_WRITTEN EXERCISE_
Find the lines holding "proposed" and copy them.

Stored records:
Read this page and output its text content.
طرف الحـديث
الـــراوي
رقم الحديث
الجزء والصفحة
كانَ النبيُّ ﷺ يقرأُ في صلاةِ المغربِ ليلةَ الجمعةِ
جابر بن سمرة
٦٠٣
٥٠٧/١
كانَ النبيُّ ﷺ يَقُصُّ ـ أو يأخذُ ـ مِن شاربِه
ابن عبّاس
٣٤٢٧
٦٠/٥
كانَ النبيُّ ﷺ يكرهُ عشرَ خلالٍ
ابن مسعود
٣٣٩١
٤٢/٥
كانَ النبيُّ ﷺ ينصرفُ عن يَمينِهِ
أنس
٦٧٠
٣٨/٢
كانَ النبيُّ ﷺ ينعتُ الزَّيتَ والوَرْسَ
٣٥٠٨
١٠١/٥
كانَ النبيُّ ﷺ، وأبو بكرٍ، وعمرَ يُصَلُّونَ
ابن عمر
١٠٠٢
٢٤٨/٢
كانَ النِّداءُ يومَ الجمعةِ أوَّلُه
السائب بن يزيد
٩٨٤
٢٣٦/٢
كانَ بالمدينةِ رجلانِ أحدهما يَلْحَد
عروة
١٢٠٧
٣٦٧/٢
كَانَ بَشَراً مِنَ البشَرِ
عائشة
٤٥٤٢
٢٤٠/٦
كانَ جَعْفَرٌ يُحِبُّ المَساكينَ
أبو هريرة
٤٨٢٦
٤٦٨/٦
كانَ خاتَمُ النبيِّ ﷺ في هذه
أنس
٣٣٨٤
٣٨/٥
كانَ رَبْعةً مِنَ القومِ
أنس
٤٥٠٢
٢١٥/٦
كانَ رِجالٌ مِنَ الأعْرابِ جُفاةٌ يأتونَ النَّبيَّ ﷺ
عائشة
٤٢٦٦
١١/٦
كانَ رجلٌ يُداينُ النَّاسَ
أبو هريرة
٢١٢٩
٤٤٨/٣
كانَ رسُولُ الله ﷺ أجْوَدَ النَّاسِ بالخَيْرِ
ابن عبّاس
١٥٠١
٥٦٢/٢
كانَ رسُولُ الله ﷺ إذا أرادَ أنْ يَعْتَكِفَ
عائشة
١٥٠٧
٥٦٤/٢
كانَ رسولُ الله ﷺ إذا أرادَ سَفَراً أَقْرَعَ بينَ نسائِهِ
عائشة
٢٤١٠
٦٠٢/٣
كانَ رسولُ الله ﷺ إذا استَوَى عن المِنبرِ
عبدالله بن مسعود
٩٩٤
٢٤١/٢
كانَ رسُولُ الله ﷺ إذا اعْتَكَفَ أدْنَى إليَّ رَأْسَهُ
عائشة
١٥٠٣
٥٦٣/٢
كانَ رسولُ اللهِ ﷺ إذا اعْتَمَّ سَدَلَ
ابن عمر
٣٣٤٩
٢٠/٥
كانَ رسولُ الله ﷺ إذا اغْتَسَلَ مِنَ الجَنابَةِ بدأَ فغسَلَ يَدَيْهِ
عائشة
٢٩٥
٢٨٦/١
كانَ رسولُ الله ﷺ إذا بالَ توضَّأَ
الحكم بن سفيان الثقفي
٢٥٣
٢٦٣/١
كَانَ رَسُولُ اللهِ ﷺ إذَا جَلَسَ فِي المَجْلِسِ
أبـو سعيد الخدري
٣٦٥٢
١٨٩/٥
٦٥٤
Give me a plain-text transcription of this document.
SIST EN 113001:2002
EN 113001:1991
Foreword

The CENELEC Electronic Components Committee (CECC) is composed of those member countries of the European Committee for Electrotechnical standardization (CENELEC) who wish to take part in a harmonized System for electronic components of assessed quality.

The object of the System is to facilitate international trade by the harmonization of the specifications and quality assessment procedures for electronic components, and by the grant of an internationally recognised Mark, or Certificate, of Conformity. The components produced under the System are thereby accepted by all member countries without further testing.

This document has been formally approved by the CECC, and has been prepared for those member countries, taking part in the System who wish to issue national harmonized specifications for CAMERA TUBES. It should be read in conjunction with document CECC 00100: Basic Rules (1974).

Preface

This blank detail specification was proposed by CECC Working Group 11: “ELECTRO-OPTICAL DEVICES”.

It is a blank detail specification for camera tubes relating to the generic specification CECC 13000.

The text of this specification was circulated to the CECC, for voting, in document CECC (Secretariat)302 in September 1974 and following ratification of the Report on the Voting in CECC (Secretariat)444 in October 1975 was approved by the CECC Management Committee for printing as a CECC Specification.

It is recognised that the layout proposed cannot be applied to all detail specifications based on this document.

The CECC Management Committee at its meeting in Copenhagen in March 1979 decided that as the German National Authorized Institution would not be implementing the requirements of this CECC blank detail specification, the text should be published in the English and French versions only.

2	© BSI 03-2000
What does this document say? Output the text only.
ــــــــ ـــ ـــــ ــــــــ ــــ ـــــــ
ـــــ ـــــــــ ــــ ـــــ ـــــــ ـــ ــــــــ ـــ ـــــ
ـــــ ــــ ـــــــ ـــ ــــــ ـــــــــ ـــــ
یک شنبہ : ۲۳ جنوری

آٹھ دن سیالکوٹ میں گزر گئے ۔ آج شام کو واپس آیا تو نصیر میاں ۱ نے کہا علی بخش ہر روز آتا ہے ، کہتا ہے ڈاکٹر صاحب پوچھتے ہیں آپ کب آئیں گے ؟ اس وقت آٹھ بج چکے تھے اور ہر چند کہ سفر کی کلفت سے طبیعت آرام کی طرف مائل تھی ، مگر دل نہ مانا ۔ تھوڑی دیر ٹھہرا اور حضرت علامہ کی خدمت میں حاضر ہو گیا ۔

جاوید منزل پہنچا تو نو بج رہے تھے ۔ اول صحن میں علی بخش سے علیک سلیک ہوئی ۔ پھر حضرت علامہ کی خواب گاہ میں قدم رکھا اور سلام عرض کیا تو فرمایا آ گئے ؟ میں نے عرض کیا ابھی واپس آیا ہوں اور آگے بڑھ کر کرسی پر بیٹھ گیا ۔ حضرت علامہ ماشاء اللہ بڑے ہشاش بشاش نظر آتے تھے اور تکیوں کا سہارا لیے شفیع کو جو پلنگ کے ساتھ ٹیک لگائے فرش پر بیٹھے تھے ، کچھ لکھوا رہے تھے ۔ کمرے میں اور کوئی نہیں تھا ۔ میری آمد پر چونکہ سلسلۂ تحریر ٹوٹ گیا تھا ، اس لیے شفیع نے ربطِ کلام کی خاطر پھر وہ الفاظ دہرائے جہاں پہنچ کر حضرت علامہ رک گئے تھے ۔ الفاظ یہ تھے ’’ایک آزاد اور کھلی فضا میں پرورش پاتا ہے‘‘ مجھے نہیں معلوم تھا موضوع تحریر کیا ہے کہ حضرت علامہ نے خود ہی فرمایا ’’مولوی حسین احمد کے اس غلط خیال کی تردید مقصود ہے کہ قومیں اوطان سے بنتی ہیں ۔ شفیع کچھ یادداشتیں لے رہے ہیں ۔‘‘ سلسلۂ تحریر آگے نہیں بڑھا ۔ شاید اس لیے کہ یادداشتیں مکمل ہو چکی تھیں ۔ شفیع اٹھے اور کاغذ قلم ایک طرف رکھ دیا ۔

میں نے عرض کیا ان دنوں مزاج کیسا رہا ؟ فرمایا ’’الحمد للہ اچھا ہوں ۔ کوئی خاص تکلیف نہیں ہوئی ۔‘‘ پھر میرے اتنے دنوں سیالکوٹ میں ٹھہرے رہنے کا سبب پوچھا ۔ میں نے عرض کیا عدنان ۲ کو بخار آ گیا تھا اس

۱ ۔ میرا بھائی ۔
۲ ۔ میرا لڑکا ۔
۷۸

_EXERCISE RESULT_
This blank detail specification was proposed by CECC Working Group 11: “ELECTRO-OPTICAL DEVICES”.
It is recognised that the layout proposed cannot be applied to all detail specifications based on this document.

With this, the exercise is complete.